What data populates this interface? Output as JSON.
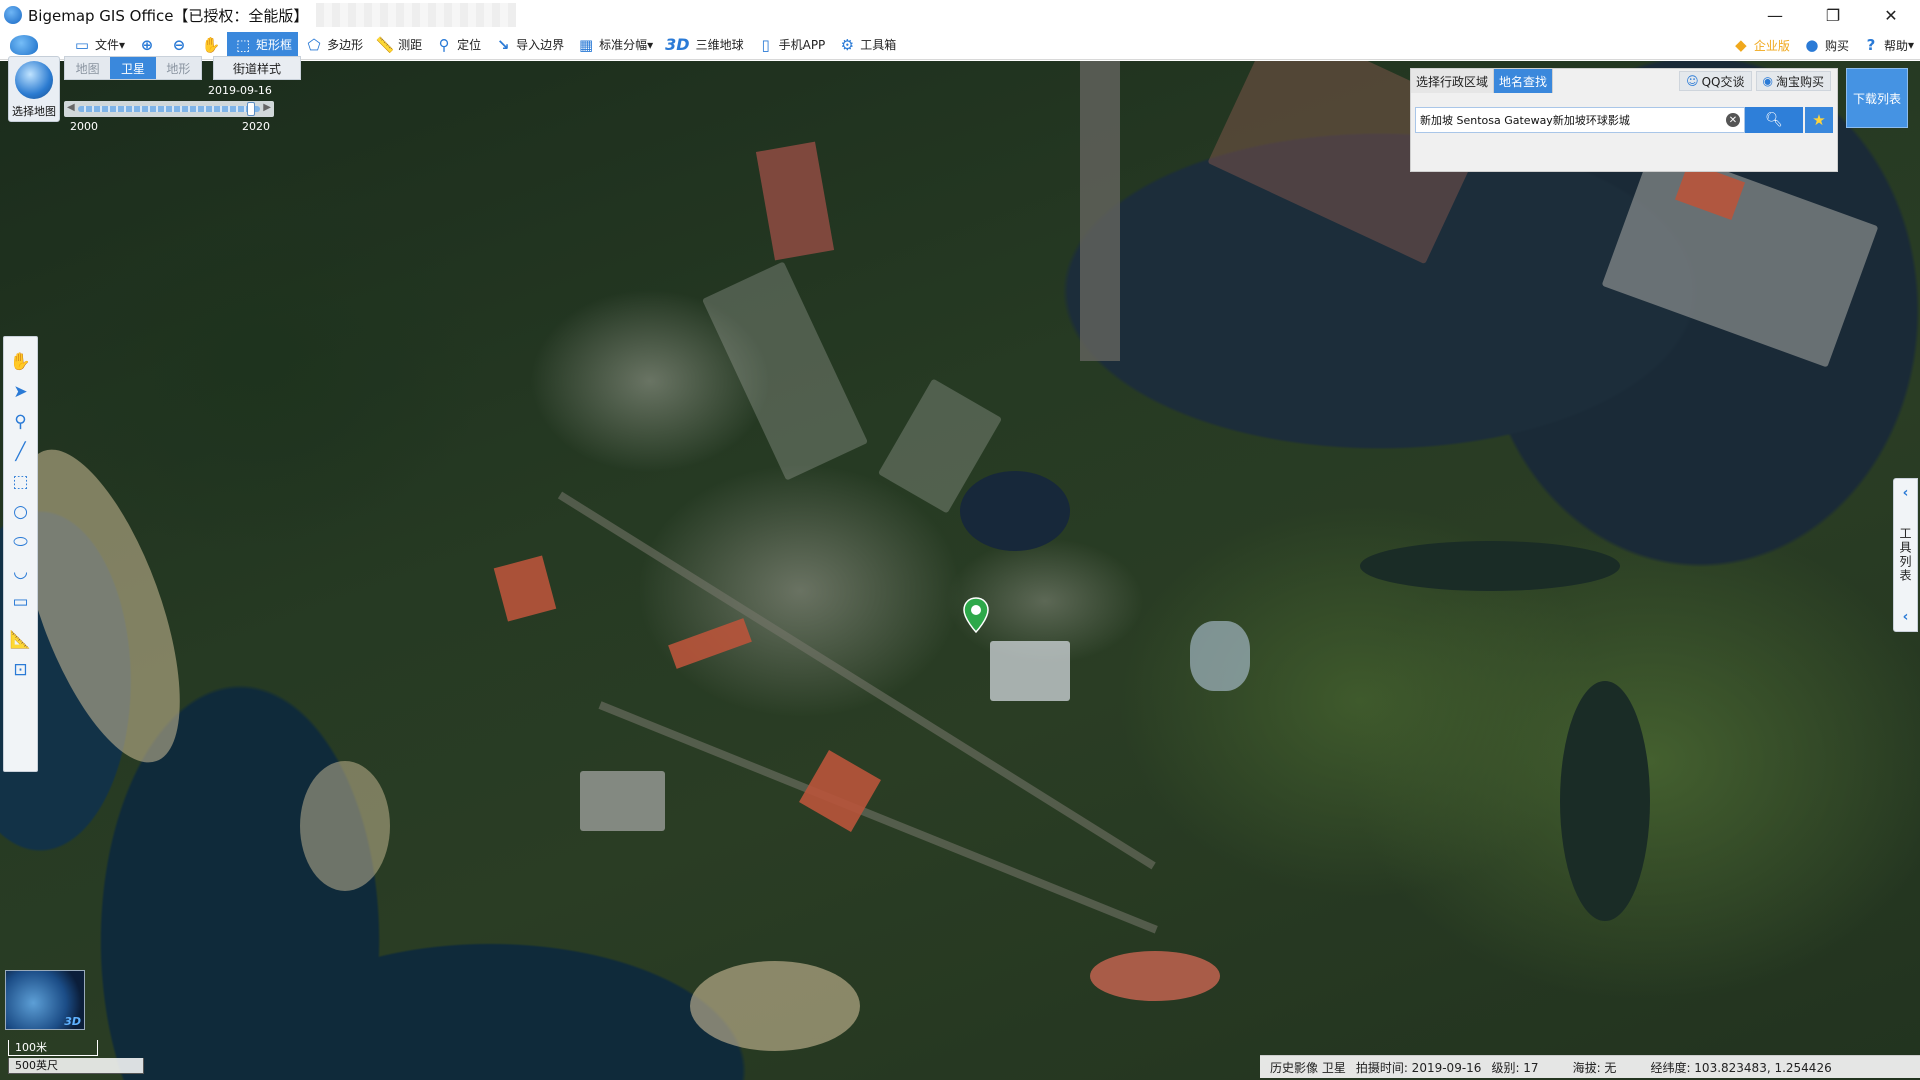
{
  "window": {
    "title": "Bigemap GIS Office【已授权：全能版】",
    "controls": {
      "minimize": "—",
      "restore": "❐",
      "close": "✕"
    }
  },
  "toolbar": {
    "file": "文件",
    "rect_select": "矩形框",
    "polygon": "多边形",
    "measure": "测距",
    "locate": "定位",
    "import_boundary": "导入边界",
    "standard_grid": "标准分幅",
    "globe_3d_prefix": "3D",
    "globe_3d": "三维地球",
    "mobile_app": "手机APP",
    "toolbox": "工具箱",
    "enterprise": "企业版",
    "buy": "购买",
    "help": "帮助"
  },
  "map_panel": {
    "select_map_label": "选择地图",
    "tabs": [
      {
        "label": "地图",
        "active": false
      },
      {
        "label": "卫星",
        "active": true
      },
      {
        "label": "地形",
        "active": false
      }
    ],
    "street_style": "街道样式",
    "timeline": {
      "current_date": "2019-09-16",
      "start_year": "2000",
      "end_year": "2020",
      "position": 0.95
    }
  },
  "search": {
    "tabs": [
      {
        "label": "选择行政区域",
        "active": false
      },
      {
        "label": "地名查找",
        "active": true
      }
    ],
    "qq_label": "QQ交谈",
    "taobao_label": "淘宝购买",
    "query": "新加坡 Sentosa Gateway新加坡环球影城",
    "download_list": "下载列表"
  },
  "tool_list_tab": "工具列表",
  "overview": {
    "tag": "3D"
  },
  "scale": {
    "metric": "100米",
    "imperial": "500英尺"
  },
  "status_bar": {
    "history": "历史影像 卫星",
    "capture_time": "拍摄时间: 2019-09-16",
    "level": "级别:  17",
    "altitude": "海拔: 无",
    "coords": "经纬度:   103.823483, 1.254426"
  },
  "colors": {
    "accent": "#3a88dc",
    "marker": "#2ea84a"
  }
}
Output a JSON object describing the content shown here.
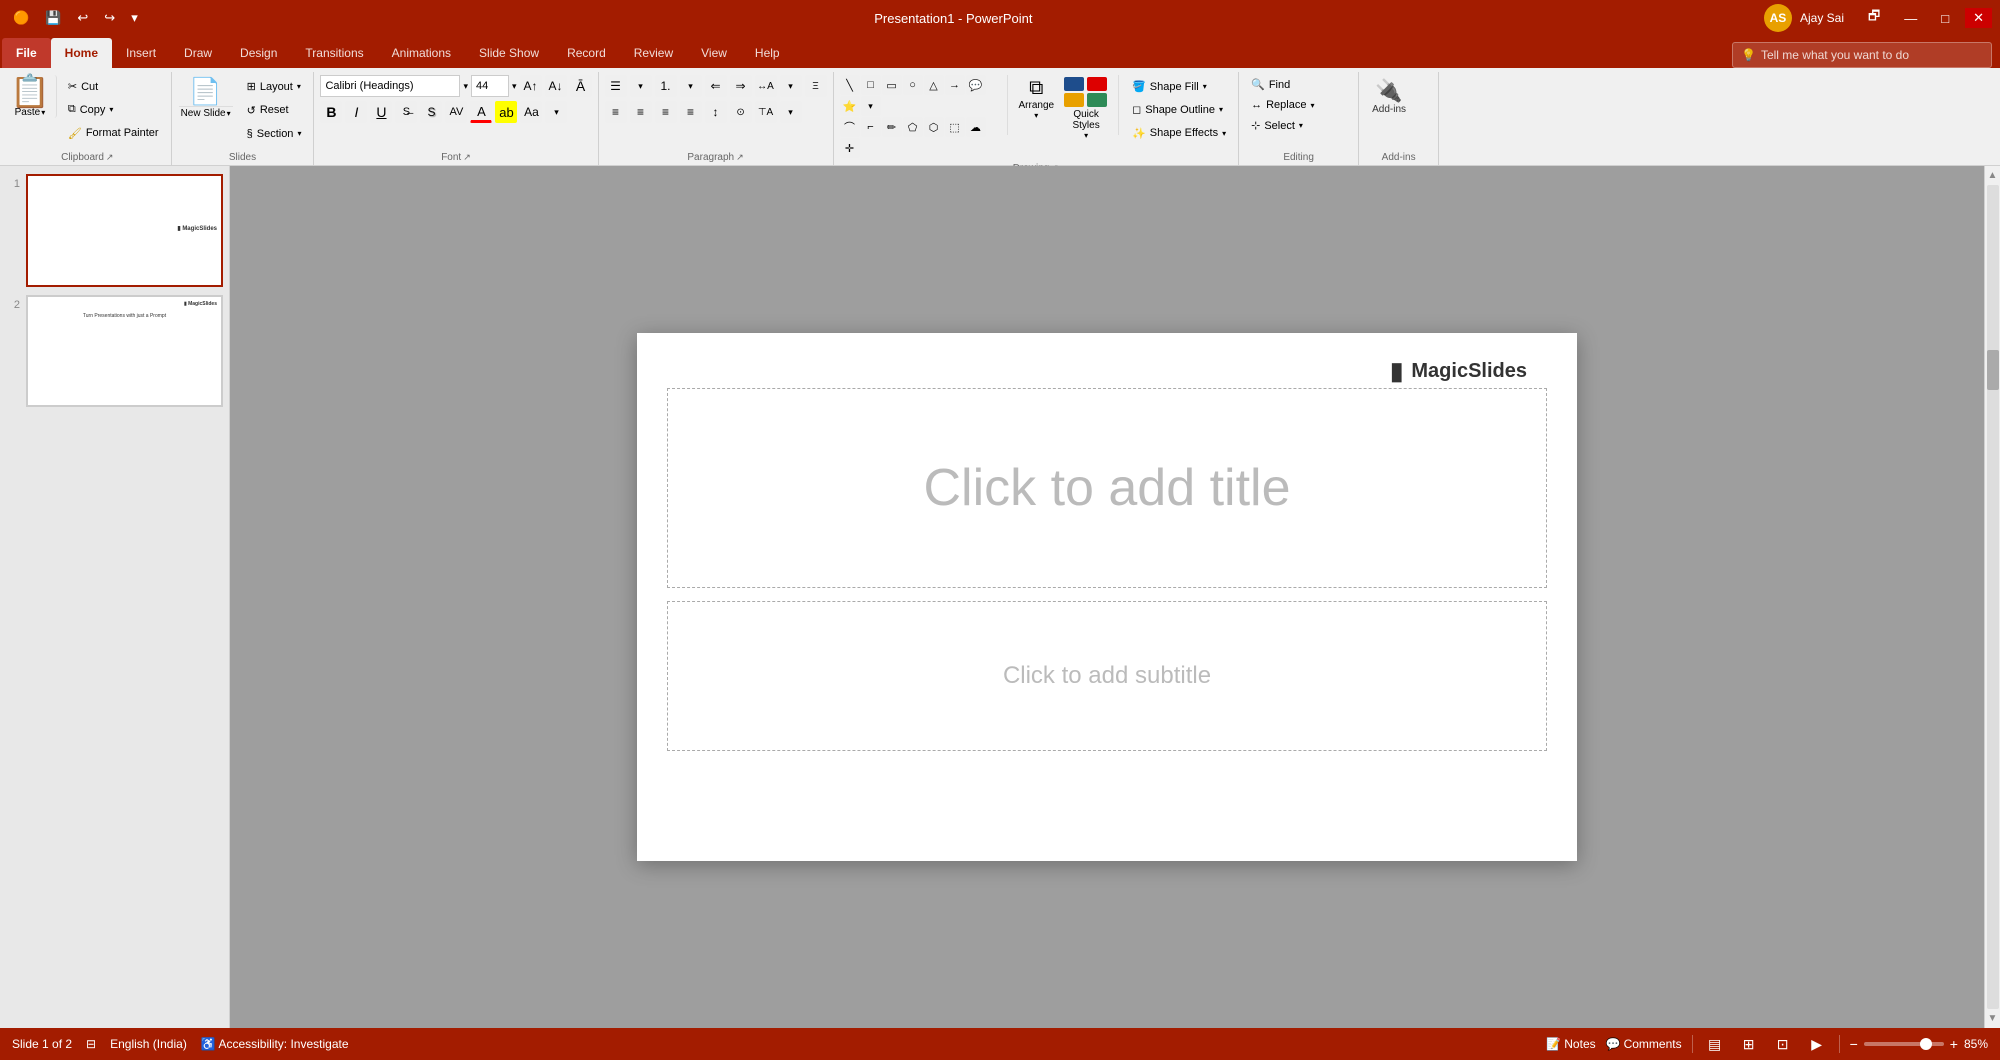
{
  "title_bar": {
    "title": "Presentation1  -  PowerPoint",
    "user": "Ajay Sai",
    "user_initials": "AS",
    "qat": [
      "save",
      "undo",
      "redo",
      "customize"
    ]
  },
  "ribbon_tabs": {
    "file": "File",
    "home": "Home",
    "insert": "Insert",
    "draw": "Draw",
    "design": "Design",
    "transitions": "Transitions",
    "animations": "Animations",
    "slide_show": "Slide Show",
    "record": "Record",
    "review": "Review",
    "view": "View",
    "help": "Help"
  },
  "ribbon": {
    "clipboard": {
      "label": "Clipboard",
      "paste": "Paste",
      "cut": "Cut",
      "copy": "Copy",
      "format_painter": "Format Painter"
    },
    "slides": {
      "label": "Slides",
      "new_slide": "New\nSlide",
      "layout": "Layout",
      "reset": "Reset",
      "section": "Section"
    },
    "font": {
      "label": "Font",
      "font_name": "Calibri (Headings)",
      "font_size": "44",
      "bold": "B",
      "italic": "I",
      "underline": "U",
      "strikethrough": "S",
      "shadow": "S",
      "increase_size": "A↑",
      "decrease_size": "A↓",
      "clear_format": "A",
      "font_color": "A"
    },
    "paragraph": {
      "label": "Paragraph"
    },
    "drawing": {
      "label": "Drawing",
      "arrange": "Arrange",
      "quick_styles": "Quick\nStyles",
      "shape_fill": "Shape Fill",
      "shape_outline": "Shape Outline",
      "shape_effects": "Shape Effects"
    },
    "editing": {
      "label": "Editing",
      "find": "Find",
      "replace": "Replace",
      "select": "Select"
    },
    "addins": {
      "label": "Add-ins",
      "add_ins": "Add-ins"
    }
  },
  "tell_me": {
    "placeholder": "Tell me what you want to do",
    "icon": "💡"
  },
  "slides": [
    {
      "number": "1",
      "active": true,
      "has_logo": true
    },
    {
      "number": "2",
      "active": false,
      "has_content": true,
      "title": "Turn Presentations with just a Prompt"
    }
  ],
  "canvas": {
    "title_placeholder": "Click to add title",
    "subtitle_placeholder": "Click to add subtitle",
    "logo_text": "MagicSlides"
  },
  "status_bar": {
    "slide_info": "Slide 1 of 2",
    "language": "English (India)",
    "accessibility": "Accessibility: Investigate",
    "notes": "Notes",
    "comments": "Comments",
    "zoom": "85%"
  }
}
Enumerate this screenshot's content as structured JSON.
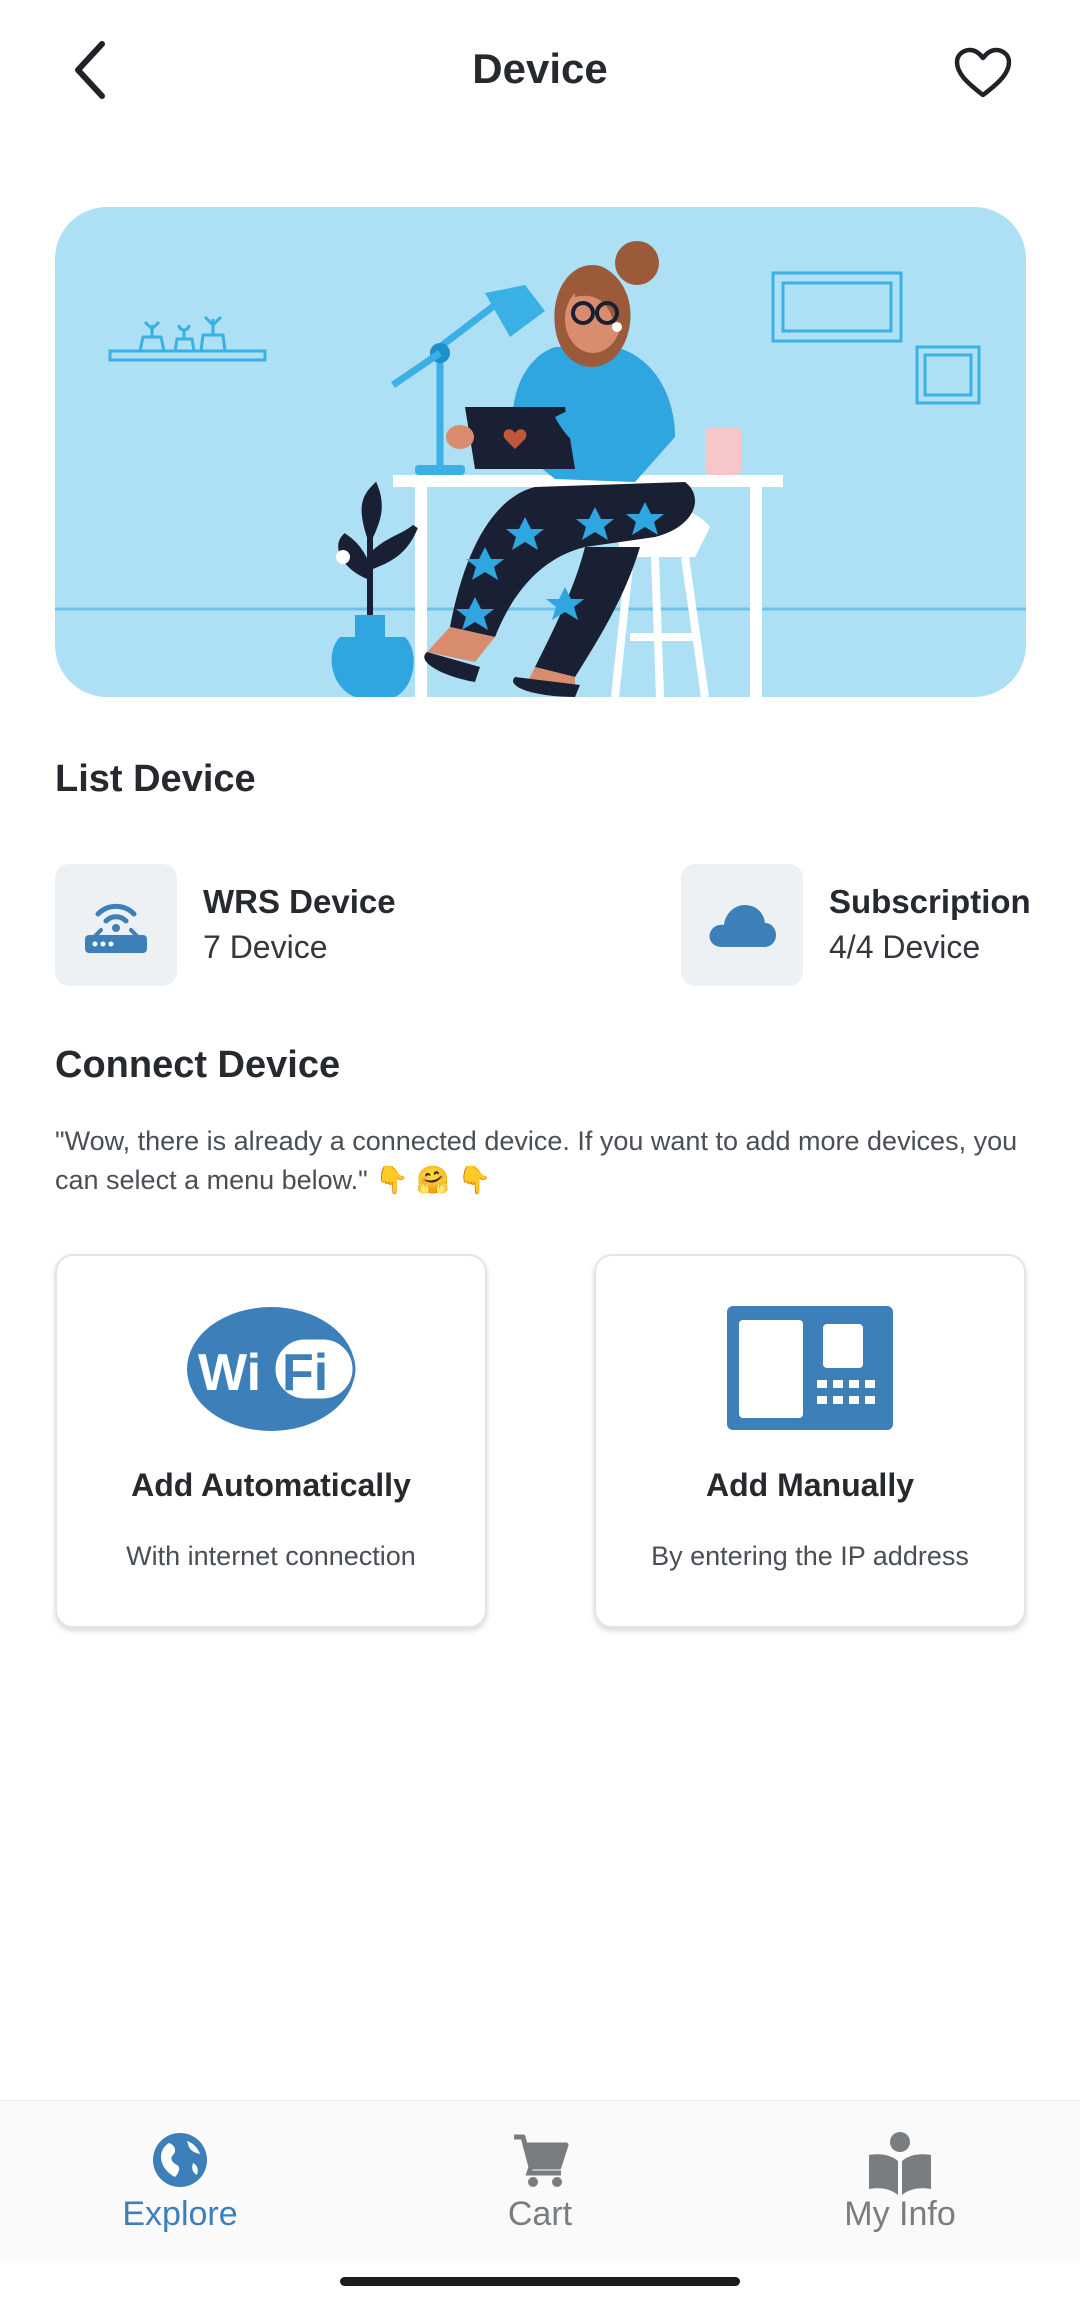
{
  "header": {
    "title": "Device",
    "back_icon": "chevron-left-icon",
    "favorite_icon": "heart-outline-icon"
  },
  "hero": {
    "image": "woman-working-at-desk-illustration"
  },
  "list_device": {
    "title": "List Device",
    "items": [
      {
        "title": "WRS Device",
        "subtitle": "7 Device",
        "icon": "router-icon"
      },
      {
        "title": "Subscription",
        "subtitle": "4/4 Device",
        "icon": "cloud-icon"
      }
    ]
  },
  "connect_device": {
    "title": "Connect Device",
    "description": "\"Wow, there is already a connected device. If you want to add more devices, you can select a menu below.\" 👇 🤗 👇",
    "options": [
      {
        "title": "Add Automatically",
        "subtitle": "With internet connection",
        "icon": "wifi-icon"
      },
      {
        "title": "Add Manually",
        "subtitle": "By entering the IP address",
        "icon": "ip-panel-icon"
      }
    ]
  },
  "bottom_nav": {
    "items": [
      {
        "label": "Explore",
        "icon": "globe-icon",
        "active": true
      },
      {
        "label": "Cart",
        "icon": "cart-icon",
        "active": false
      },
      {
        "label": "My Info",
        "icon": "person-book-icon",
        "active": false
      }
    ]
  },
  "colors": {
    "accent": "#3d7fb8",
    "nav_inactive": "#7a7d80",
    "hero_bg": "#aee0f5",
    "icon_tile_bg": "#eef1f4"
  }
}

+---+

• _WHAT THE TASK ASKS_
Repeat the material above word for word, please, apart from its images.

• _TASK SOLUTION_
What data populates this interface? Output as JSON.
{
  "window": {
    "title": "Bigemap GIS Office【已授权：全能版】",
    "controls": {
      "minimize": "—",
      "restore": "❐",
      "close": "✕"
    }
  },
  "toolbar": {
    "file": "文件",
    "rect_select": "矩形框",
    "polygon": "多边形",
    "measure": "测距",
    "locate": "定位",
    "import_boundary": "导入边界",
    "standard_grid": "标准分幅",
    "globe_3d_prefix": "3D",
    "globe_3d": "三维地球",
    "mobile_app": "手机APP",
    "toolbox": "工具箱",
    "enterprise": "企业版",
    "buy": "购买",
    "help": "帮助"
  },
  "map_panel": {
    "select_map_label": "选择地图",
    "tabs": [
      {
        "label": "地图",
        "active": false
      },
      {
        "label": "卫星",
        "active": true
      },
      {
        "label": "地形",
        "active": false
      }
    ],
    "street_style": "街道样式",
    "timeline": {
      "current_date": "2019-09-16",
      "start_year": "2000",
      "end_year": "2020",
      "position": 0.95
    }
  },
  "search": {
    "tabs": [
      {
        "label": "选择行政区域",
        "active": false
      },
      {
        "label": "地名查找",
        "active": true
      }
    ],
    "qq_label": "QQ交谈",
    "taobao_label": "淘宝购买",
    "query": "新加坡 Sentosa Gateway新加坡环球影城",
    "download_list": "下载列表"
  },
  "tool_list_tab": "工具列表",
  "overview": {
    "tag": "3D"
  },
  "scale": {
    "metric": "100米",
    "imperial": "500英尺"
  },
  "status_bar": {
    "history": "历史影像 卫星",
    "capture_time": "拍摄时间: 2019-09-16",
    "level": "级别:  17",
    "altitude": "海拔: 无",
    "coords": "经纬度:   103.823483, 1.254426"
  },
  "colors": {
    "accent": "#3a88dc",
    "marker": "#2ea84a"
  }
}
Output a JSON object describing the content shown here.
{
  "title_bar": {
    "title": "Presentation1  -  PowerPoint",
    "user": "Ajay Sai",
    "user_initials": "AS",
    "qat": [
      "save",
      "undo",
      "redo",
      "customize"
    ]
  },
  "ribbon_tabs": {
    "file": "File",
    "home": "Home",
    "insert": "Insert",
    "draw": "Draw",
    "design": "Design",
    "transitions": "Transitions",
    "animations": "Animations",
    "slide_show": "Slide Show",
    "record": "Record",
    "review": "Review",
    "view": "View",
    "help": "Help"
  },
  "ribbon": {
    "clipboard": {
      "label": "Clipboard",
      "paste": "Paste",
      "cut": "Cut",
      "copy": "Copy",
      "format_painter": "Format Painter"
    },
    "slides": {
      "label": "Slides",
      "new_slide": "New\nSlide",
      "layout": "Layout",
      "reset": "Reset",
      "section": "Section"
    },
    "font": {
      "label": "Font",
      "font_name": "Calibri (Headings)",
      "font_size": "44",
      "bold": "B",
      "italic": "I",
      "underline": "U",
      "strikethrough": "S",
      "shadow": "S",
      "increase_size": "A↑",
      "decrease_size": "A↓",
      "clear_format": "A",
      "font_color": "A"
    },
    "paragraph": {
      "label": "Paragraph"
    },
    "drawing": {
      "label": "Drawing",
      "arrange": "Arrange",
      "quick_styles": "Quick\nStyles",
      "shape_fill": "Shape Fill",
      "shape_outline": "Shape Outline",
      "shape_effects": "Shape Effects"
    },
    "editing": {
      "label": "Editing",
      "find": "Find",
      "replace": "Replace",
      "select": "Select"
    },
    "addins": {
      "label": "Add-ins",
      "add_ins": "Add-ins"
    }
  },
  "tell_me": {
    "placeholder": "Tell me what you want to do",
    "icon": "💡"
  },
  "slides": [
    {
      "number": "1",
      "active": true,
      "has_logo": true
    },
    {
      "number": "2",
      "active": false,
      "has_content": true,
      "title": "Turn Presentations with just a Prompt"
    }
  ],
  "canvas": {
    "title_placeholder": "Click to add title",
    "subtitle_placeholder": "Click to add subtitle",
    "logo_text": "MagicSlides"
  },
  "status_bar": {
    "slide_info": "Slide 1 of 2",
    "language": "English (India)",
    "accessibility": "Accessibility: Investigate",
    "notes": "Notes",
    "comments": "Comments",
    "zoom": "85%"
  }
}
Enumerate this screenshot's content as structured JSON.
{
  "header": {
    "title": "Device",
    "back_icon": "chevron-left-icon",
    "favorite_icon": "heart-outline-icon"
  },
  "hero": {
    "image": "woman-working-at-desk-illustration"
  },
  "list_device": {
    "title": "List Device",
    "items": [
      {
        "title": "WRS Device",
        "subtitle": "7 Device",
        "icon": "router-icon"
      },
      {
        "title": "Subscription",
        "subtitle": "4/4 Device",
        "icon": "cloud-icon"
      }
    ]
  },
  "connect_device": {
    "title": "Connect Device",
    "description": "\"Wow, there is already a connected device. If you want to add more devices, you can select a menu below.\" 👇 🤗 👇",
    "options": [
      {
        "title": "Add Automatically",
        "subtitle": "With internet connection",
        "icon": "wifi-icon"
      },
      {
        "title": "Add Manually",
        "subtitle": "By entering the IP address",
        "icon": "ip-panel-icon"
      }
    ]
  },
  "bottom_nav": {
    "items": [
      {
        "label": "Explore",
        "icon": "globe-icon",
        "active": true
      },
      {
        "label": "Cart",
        "icon": "cart-icon",
        "active": false
      },
      {
        "label": "My Info",
        "icon": "person-book-icon",
        "active": false
      }
    ]
  },
  "colors": {
    "accent": "#3d7fb8",
    "nav_inactive": "#7a7d80",
    "hero_bg": "#aee0f5",
    "icon_tile_bg": "#eef1f4"
  }
}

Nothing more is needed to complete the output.